═══ Available records

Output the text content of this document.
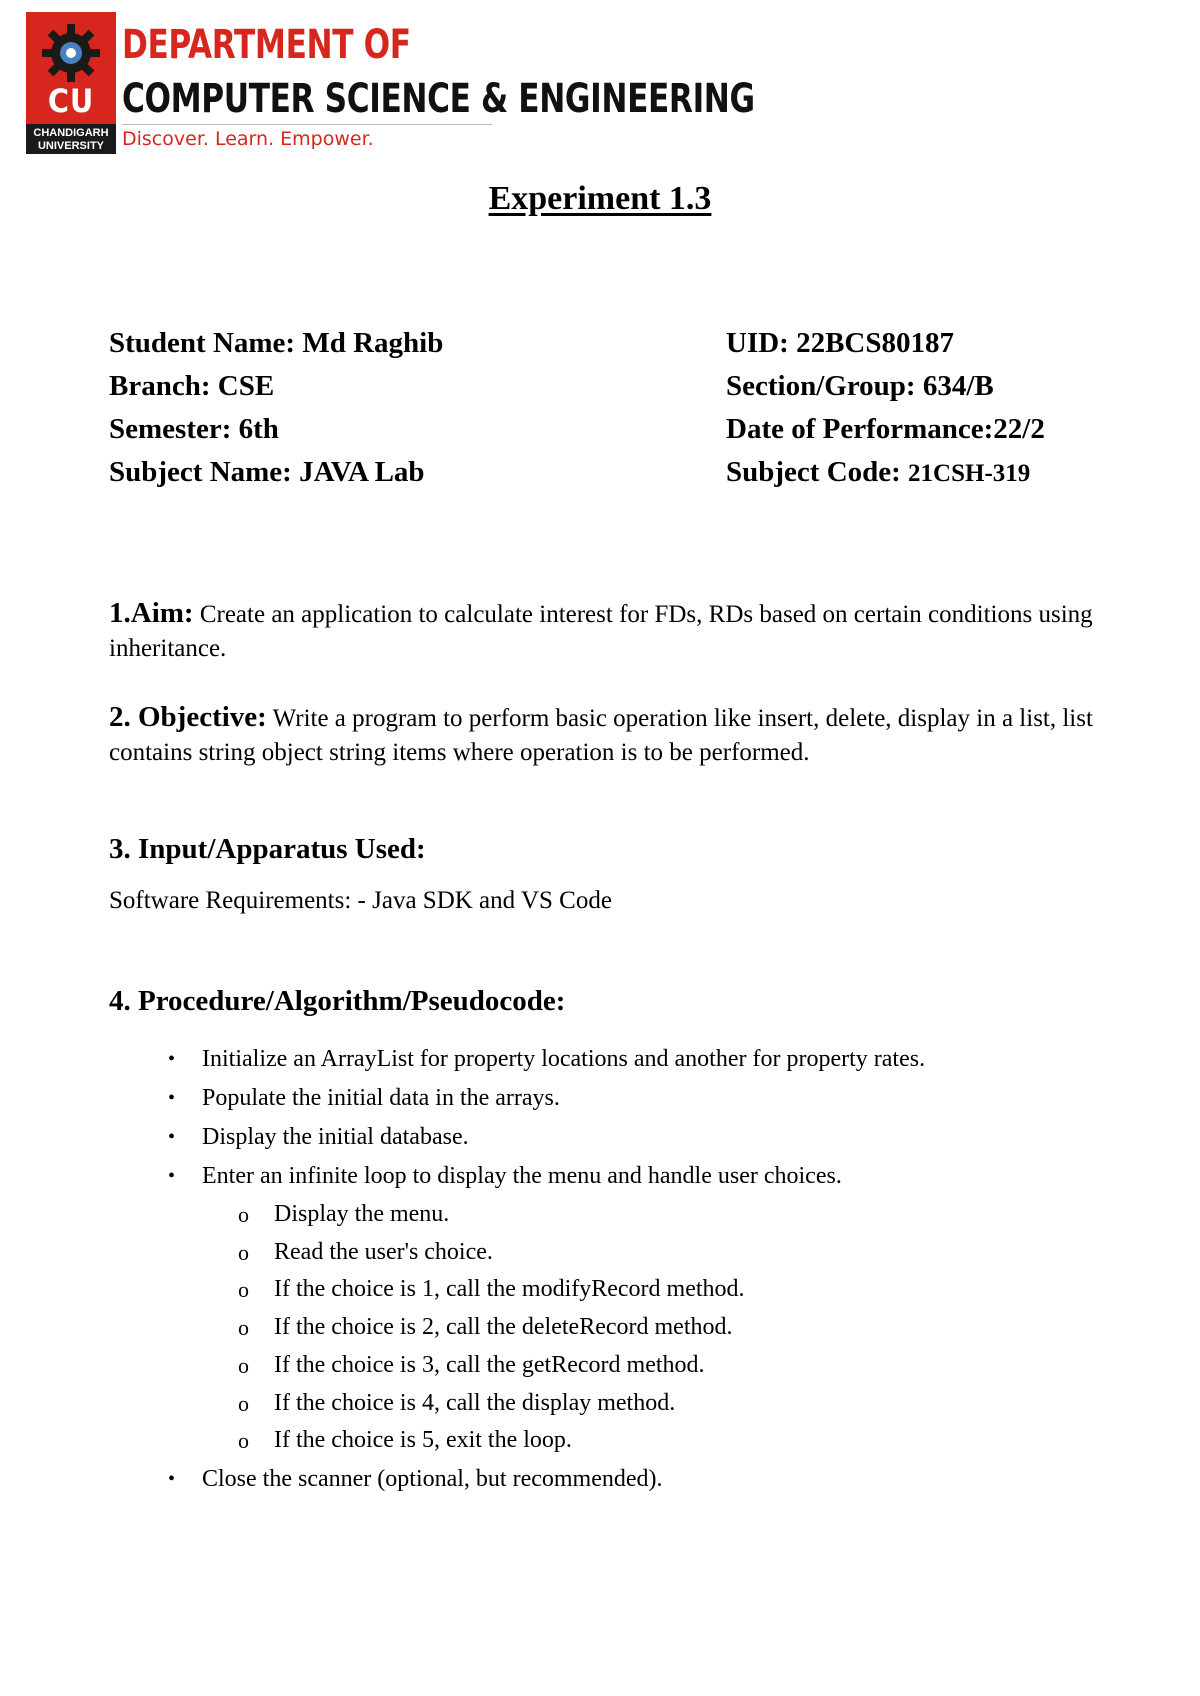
CU
CHANDIGARH
UNIVERSITY
DEPARTMENT OF
COMPUTER SCIENCE & ENGINEERING
Discover. Learn. Empower.
Experiment 1.3
Student Name: Md Raghib
Branch: CSE
Semester: 6th
Subject Name: JAVA Lab
UID: 22BCS80187
Section/Group: 634/B
Date of Performance:22/2
Subject Code: 21CSH-319
1.Aim: Create an application to calculate interest for FDs, RDs based on certain conditions using inheritance.
2. Objective: Write a program to perform basic operation like insert, delete, display in a list, list contains string object string items where operation is to be performed.
3. Input/Apparatus Used:
Software Requirements: - Java SDK and VS Code
4. Procedure/Algorithm/Pseudocode:
• Initialize an ArrayList for property locations and another for property rates.
• Populate the initial data in the arrays.
• Display the initial database.
• Enter an infinite loop to display the menu and handle user choices.
o Display the menu.
o Read the user's choice.
o If the choice is 1, call the modifyRecord method.
o If the choice is 2, call the deleteRecord method.
o If the choice is 3, call the getRecord method.
o If the choice is 4, call the display method.
o If the choice is 5, exit the loop.
• Close the scanner (optional, but recommended).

══════

Your goal: Write out the full set of lines verbatim, without the pictures.

Answer:
Output the text content of this document.
CU
CHANDIGARH
UNIVERSITY
DEPARTMENT OF
COMPUTER SCIENCE & ENGINEERING
Discover. Learn. Empower.
Experiment 1.3
Student Name: Md Raghib
Branch: CSE
Semester: 6th
Subject Name: JAVA Lab
UID: 22BCS80187
Section/Group: 634/B
Date of Performance:22/2
Subject Code: 21CSH-319
1.Aim: Create an application to calculate interest for FDs, RDs based on certain conditions using inheritance.
2. Objective: Write a program to perform basic operation like insert, delete, display in a list, list contains string object string items where operation is to be performed.
3. Input/Apparatus Used:
Software Requirements: - Java SDK and VS Code
4. Procedure/Algorithm/Pseudocode:
• Initialize an ArrayList for property locations and another for property rates.
• Populate the initial data in the arrays.
• Display the initial database.
• Enter an infinite loop to display the menu and handle user choices.
o Display the menu.
o Read the user's choice.
o If the choice is 1, call the modifyRecord method.
o If the choice is 2, call the deleteRecord method.
o If the choice is 3, call the getRecord method.
o If the choice is 4, call the display method.
o If the choice is 5, exit the loop.
• Close the scanner (optional, but recommended).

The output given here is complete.